------ DATASET ROWS

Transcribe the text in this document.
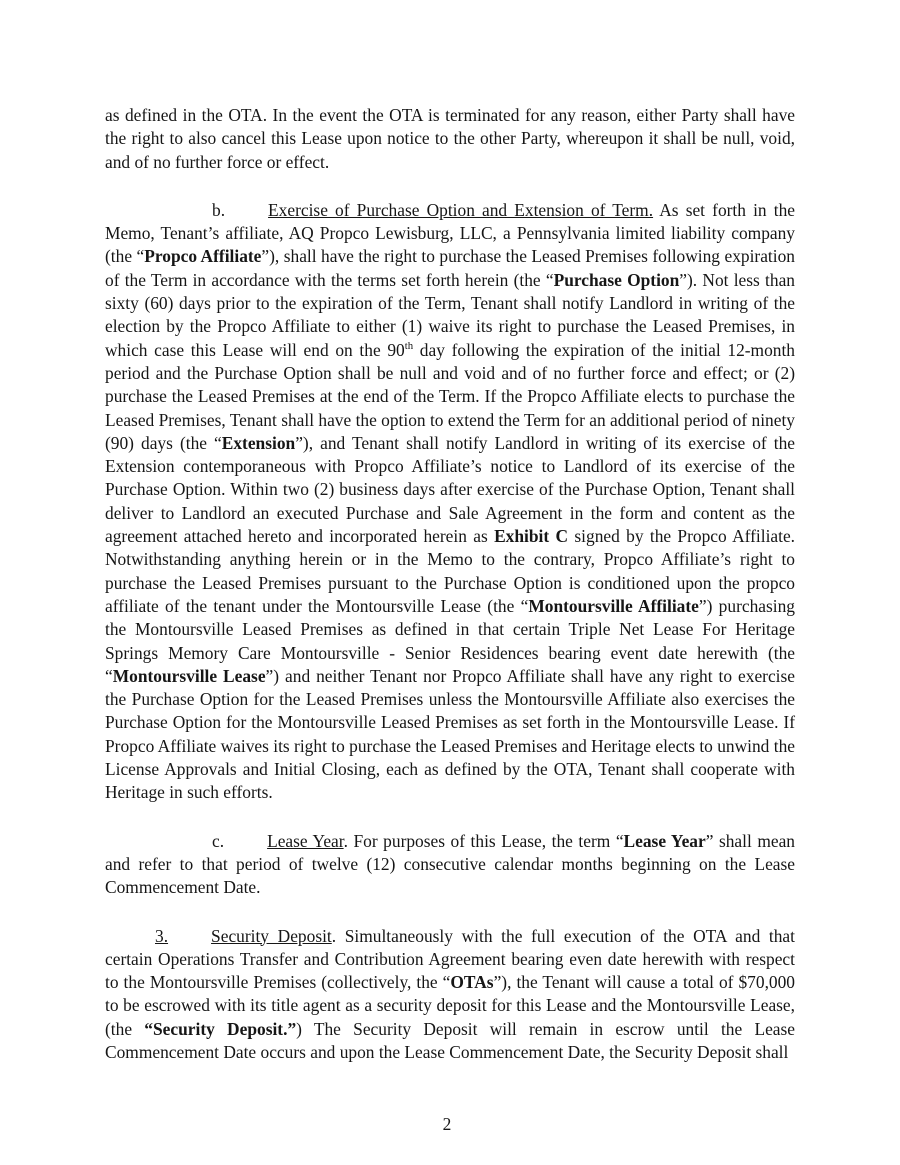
as defined in the OTA. In the event the OTA is terminated for any reason, either Party shall have the right to also cancel this Lease upon notice to the other Party, whereupon it shall be null, void, and of no further force or effect.

b. Exercise of Purchase Option and Extension of Term. As set forth in the Memo, Tenant’s affiliate, AQ Propco Lewisburg, LLC, a Pennsylvania limited liability company (the “Propco Affiliate”), shall have the right to purchase the Leased Premises following expiration of the Term in accordance with the terms set forth herein (the “Purchase Option”). Not less than sixty (60) days prior to the expiration of the Term, Tenant shall notify Landlord in writing of the election by the Propco Affiliate to either (1) waive its right to purchase the Leased Premises, in which case this Lease will end on the 90th day following the expiration of the initial 12-month period and the Purchase Option shall be null and void and of no further force and effect; or (2) purchase the Leased Premises at the end of the Term. If the Propco Affiliate elects to purchase the Leased Premises, Tenant shall have the option to extend the Term for an additional period of ninety (90) days (the “Extension”), and Tenant shall notify Landlord in writing of its exercise of the Extension contemporaneous with Propco Affiliate’s notice to Landlord of its exercise of the Purchase Option. Within two (2) business days after exercise of the Purchase Option, Tenant shall deliver to Landlord an executed Purchase and Sale Agreement in the form and content as the agreement attached hereto and incorporated herein as Exhibit C signed by the Propco Affiliate. Notwithstanding anything herein or in the Memo to the contrary, Propco Affiliate’s right to purchase the Leased Premises pursuant to the Purchase Option is conditioned upon the propco affiliate of the tenant under the Montoursville Lease (the “Montoursville Affiliate”) purchasing the Montoursville Leased Premises as defined in that certain Triple Net Lease For Heritage Springs Memory Care Montoursville - Senior Residences bearing event date herewith (the “Montoursville Lease”) and neither Tenant nor Propco Affiliate shall have any right to exercise the Purchase Option for the Leased Premises unless the Montoursville Affiliate also exercises the Purchase Option for the Montoursville Leased Premises as set forth in the Montoursville Lease. If Propco Affiliate waives its right to purchase the Leased Premises and Heritage elects to unwind the License Approvals and Initial Closing, each as defined by the OTA, Tenant shall cooperate with Heritage in such efforts.

c. Lease Year. For purposes of this Lease, the term “Lease Year” shall mean and refer to that period of twelve (12) consecutive calendar months beginning on the Lease Commencement Date.

3. Security Deposit. Simultaneously with the full execution of the OTA and that certain Operations Transfer and Contribution Agreement bearing even date herewith with respect to the Montoursville Premises (collectively, the “OTAs”), the Tenant will cause a total of $70,000 to be escrowed with its title agent as a security deposit for this Lease and the Montoursville Lease, (the “Security Deposit.”) The Security Deposit will remain in escrow until the Lease Commencement Date occurs and upon the Lease Commencement Date, the Security Deposit shall

2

------------

__AIM__: Reproduce every record word for word. The copy must contain no pictures.

__ANSWER TO THE EXERCISE__:
Transcribe the text in this document.
as defined in the OTA. In the event the OTA is terminated for any reason, either Party shall have the right to also cancel this Lease upon notice to the other Party, whereupon it shall be null, void, and of no further force or effect.

b. Exercise of Purchase Option and Extension of Term. As set forth in the Memo, Tenant’s affiliate, AQ Propco Lewisburg, LLC, a Pennsylvania limited liability company (the “Propco Affiliate”), shall have the right to purchase the Leased Premises following expiration of the Term in accordance with the terms set forth herein (the “Purchase Option”). Not less than sixty (60) days prior to the expiration of the Term, Tenant shall notify Landlord in writing of the election by the Propco Affiliate to either (1) waive its right to purchase the Leased Premises, in which case this Lease will end on the 90th day following the expiration of the initial 12-month period and the Purchase Option shall be null and void and of no further force and effect; or (2) purchase the Leased Premises at the end of the Term. If the Propco Affiliate elects to purchase the Leased Premises, Tenant shall have the option to extend the Term for an additional period of ninety (90) days (the “Extension”), and Tenant shall notify Landlord in writing of its exercise of the Extension contemporaneous with Propco Affiliate’s notice to Landlord of its exercise of the Purchase Option. Within two (2) business days after exercise of the Purchase Option, Tenant shall deliver to Landlord an executed Purchase and Sale Agreement in the form and content as the agreement attached hereto and incorporated herein as Exhibit C signed by the Propco Affiliate. Notwithstanding anything herein or in the Memo to the contrary, Propco Affiliate’s right to purchase the Leased Premises pursuant to the Purchase Option is conditioned upon the propco affiliate of the tenant under the Montoursville Lease (the “Montoursville Affiliate”) purchasing the Montoursville Leased Premises as defined in that certain Triple Net Lease For Heritage Springs Memory Care Montoursville - Senior Residences bearing event date herewith (the “Montoursville Lease”) and neither Tenant nor Propco Affiliate shall have any right to exercise the Purchase Option for the Leased Premises unless the Montoursville Affiliate also exercises the Purchase Option for the Montoursville Leased Premises as set forth in the Montoursville Lease. If Propco Affiliate waives its right to purchase the Leased Premises and Heritage elects to unwind the License Approvals and Initial Closing, each as defined by the OTA, Tenant shall cooperate with Heritage in such efforts.

c. Lease Year. For purposes of this Lease, the term “Lease Year” shall mean and refer to that period of twelve (12) consecutive calendar months beginning on the Lease Commencement Date.

3. Security Deposit. Simultaneously with the full execution of the OTA and that certain Operations Transfer and Contribution Agreement bearing even date herewith with respect to the Montoursville Premises (collectively, the “OTAs”), the Tenant will cause a total of $70,000 to be escrowed with its title agent as a security deposit for this Lease and the Montoursville Lease, (the “Security Deposit.”) The Security Deposit will remain in escrow until the Lease Commencement Date occurs and upon the Lease Commencement Date, the Security Deposit shall

2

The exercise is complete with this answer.